* start *

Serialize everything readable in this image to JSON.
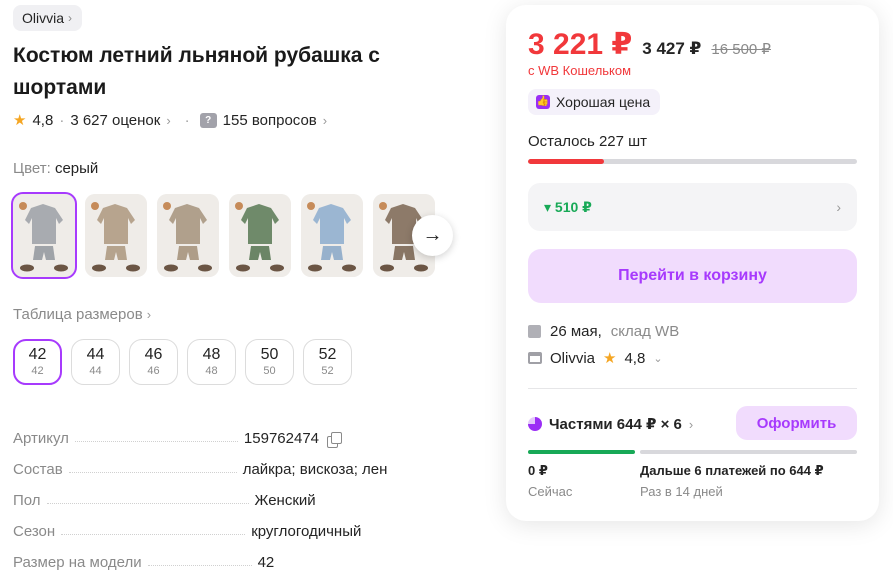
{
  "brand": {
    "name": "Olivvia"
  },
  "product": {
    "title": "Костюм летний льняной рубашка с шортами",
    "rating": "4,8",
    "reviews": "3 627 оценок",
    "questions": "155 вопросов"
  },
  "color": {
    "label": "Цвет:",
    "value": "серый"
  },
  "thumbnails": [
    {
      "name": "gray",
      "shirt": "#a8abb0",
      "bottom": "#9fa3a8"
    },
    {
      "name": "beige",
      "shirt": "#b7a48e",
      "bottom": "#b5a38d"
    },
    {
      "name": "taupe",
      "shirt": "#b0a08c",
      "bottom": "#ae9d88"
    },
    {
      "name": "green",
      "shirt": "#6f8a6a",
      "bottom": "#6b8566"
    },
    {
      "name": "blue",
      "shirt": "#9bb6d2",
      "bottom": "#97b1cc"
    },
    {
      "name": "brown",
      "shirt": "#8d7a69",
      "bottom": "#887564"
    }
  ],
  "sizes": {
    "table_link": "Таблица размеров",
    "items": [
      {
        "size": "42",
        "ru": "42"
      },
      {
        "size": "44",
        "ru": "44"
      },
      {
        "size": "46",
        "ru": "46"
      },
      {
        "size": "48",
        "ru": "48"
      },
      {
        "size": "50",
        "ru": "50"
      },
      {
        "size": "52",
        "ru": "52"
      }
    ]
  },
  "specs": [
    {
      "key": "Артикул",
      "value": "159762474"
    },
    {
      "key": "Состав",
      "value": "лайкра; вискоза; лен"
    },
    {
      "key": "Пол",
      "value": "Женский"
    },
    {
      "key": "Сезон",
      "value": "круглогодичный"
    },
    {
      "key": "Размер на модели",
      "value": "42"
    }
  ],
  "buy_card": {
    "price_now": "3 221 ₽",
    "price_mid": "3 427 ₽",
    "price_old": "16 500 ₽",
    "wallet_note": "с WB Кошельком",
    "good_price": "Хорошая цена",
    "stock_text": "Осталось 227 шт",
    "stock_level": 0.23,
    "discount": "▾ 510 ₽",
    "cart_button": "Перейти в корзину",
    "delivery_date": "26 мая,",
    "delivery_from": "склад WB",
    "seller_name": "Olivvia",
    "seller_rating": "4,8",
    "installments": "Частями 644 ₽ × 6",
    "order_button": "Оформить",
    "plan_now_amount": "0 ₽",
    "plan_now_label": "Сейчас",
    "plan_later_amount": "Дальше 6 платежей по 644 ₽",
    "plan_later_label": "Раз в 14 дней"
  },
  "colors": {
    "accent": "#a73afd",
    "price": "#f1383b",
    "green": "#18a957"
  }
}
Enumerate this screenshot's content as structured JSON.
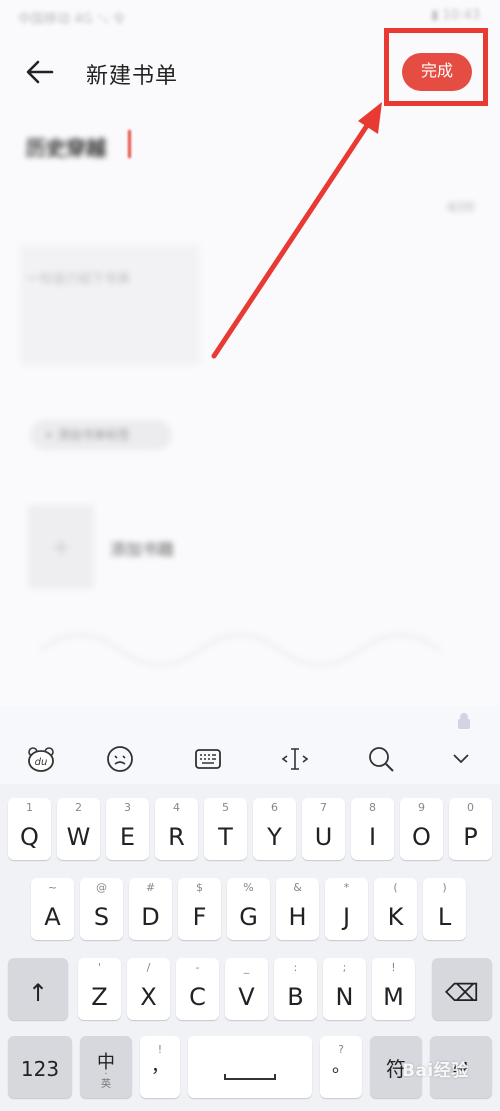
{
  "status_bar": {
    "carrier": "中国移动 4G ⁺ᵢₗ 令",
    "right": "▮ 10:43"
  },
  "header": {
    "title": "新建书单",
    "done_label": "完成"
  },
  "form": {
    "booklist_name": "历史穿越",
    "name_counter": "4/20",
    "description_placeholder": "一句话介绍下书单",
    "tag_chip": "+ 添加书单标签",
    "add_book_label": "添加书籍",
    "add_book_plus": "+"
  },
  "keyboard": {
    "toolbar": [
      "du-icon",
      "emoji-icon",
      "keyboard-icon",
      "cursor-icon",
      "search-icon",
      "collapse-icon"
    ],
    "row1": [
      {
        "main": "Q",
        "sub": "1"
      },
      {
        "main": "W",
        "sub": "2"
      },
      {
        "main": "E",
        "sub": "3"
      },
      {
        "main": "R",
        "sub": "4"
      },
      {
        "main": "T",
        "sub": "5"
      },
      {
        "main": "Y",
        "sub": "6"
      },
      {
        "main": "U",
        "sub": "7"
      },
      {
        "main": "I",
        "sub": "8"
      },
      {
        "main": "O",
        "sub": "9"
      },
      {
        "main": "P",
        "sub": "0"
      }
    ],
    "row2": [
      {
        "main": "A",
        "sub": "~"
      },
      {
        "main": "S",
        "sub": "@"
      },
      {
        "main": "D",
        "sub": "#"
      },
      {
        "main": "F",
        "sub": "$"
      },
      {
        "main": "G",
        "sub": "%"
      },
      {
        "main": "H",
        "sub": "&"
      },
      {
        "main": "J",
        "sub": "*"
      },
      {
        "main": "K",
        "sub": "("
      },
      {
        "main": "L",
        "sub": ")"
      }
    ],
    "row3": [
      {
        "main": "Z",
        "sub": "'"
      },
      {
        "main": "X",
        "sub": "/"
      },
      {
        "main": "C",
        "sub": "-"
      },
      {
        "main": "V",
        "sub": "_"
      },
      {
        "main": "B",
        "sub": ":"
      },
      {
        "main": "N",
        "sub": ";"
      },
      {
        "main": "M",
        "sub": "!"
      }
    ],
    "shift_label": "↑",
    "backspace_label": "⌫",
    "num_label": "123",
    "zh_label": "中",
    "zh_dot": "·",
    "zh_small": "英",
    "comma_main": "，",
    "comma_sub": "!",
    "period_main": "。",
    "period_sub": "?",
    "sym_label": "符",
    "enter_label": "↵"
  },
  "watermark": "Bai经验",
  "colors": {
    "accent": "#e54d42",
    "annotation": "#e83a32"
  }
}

* end *

Every record gets retyped exactly; no picture goes into the copy.

_Output for this exercise_.
Serialize everything readable in this image to JSON.
{
  "brand": {
    "name": "Olivvia"
  },
  "product": {
    "title": "Костюм летний льняной рубашка с шортами",
    "rating": "4,8",
    "reviews": "3 627 оценок",
    "questions": "155 вопросов"
  },
  "color": {
    "label": "Цвет:",
    "value": "серый"
  },
  "thumbnails": [
    {
      "name": "gray",
      "shirt": "#a8abb0",
      "bottom": "#9fa3a8"
    },
    {
      "name": "beige",
      "shirt": "#b7a48e",
      "bottom": "#b5a38d"
    },
    {
      "name": "taupe",
      "shirt": "#b0a08c",
      "bottom": "#ae9d88"
    },
    {
      "name": "green",
      "shirt": "#6f8a6a",
      "bottom": "#6b8566"
    },
    {
      "name": "blue",
      "shirt": "#9bb6d2",
      "bottom": "#97b1cc"
    },
    {
      "name": "brown",
      "shirt": "#8d7a69",
      "bottom": "#887564"
    }
  ],
  "sizes": {
    "table_link": "Таблица размеров",
    "items": [
      {
        "size": "42",
        "ru": "42"
      },
      {
        "size": "44",
        "ru": "44"
      },
      {
        "size": "46",
        "ru": "46"
      },
      {
        "size": "48",
        "ru": "48"
      },
      {
        "size": "50",
        "ru": "50"
      },
      {
        "size": "52",
        "ru": "52"
      }
    ]
  },
  "specs": [
    {
      "key": "Артикул",
      "value": "159762474"
    },
    {
      "key": "Состав",
      "value": "лайкра; вискоза; лен"
    },
    {
      "key": "Пол",
      "value": "Женский"
    },
    {
      "key": "Сезон",
      "value": "круглогодичный"
    },
    {
      "key": "Размер на модели",
      "value": "42"
    }
  ],
  "buy_card": {
    "price_now": "3 221 ₽",
    "price_mid": "3 427 ₽",
    "price_old": "16 500 ₽",
    "wallet_note": "с WB Кошельком",
    "good_price": "Хорошая цена",
    "stock_text": "Осталось 227 шт",
    "stock_level": 0.23,
    "discount": "▾ 510 ₽",
    "cart_button": "Перейти в корзину",
    "delivery_date": "26 мая,",
    "delivery_from": "склад WB",
    "seller_name": "Olivvia",
    "seller_rating": "4,8",
    "installments": "Частями 644 ₽ × 6",
    "order_button": "Оформить",
    "plan_now_amount": "0 ₽",
    "plan_now_label": "Сейчас",
    "plan_later_amount": "Дальше 6 платежей по 644 ₽",
    "plan_later_label": "Раз в 14 дней"
  },
  "colors": {
    "accent": "#a73afd",
    "price": "#f1383b",
    "green": "#18a957"
  }
}
Enumerate this screenshot's content as structured JSON.
{
  "status_bar": {
    "carrier": "中国移动 4G ⁺ᵢₗ 令",
    "right": "▮ 10:43"
  },
  "header": {
    "title": "新建书单",
    "done_label": "完成"
  },
  "form": {
    "booklist_name": "历史穿越",
    "name_counter": "4/20",
    "description_placeholder": "一句话介绍下书单",
    "tag_chip": "+ 添加书单标签",
    "add_book_label": "添加书籍",
    "add_book_plus": "+"
  },
  "keyboard": {
    "toolbar": [
      "du-icon",
      "emoji-icon",
      "keyboard-icon",
      "cursor-icon",
      "search-icon",
      "collapse-icon"
    ],
    "row1": [
      {
        "main": "Q",
        "sub": "1"
      },
      {
        "main": "W",
        "sub": "2"
      },
      {
        "main": "E",
        "sub": "3"
      },
      {
        "main": "R",
        "sub": "4"
      },
      {
        "main": "T",
        "sub": "5"
      },
      {
        "main": "Y",
        "sub": "6"
      },
      {
        "main": "U",
        "sub": "7"
      },
      {
        "main": "I",
        "sub": "8"
      },
      {
        "main": "O",
        "sub": "9"
      },
      {
        "main": "P",
        "sub": "0"
      }
    ],
    "row2": [
      {
        "main": "A",
        "sub": "~"
      },
      {
        "main": "S",
        "sub": "@"
      },
      {
        "main": "D",
        "sub": "#"
      },
      {
        "main": "F",
        "sub": "$"
      },
      {
        "main": "G",
        "sub": "%"
      },
      {
        "main": "H",
        "sub": "&"
      },
      {
        "main": "J",
        "sub": "*"
      },
      {
        "main": "K",
        "sub": "("
      },
      {
        "main": "L",
        "sub": ")"
      }
    ],
    "row3": [
      {
        "main": "Z",
        "sub": "'"
      },
      {
        "main": "X",
        "sub": "/"
      },
      {
        "main": "C",
        "sub": "-"
      },
      {
        "main": "V",
        "sub": "_"
      },
      {
        "main": "B",
        "sub": ":"
      },
      {
        "main": "N",
        "sub": ";"
      },
      {
        "main": "M",
        "sub": "!"
      }
    ],
    "shift_label": "↑",
    "backspace_label": "⌫",
    "num_label": "123",
    "zh_label": "中",
    "zh_dot": "·",
    "zh_small": "英",
    "comma_main": "，",
    "comma_sub": "!",
    "period_main": "。",
    "period_sub": "?",
    "sym_label": "符",
    "enter_label": "↵"
  },
  "watermark": "Bai经验",
  "colors": {
    "accent": "#e54d42",
    "annotation": "#e83a32"
  }
}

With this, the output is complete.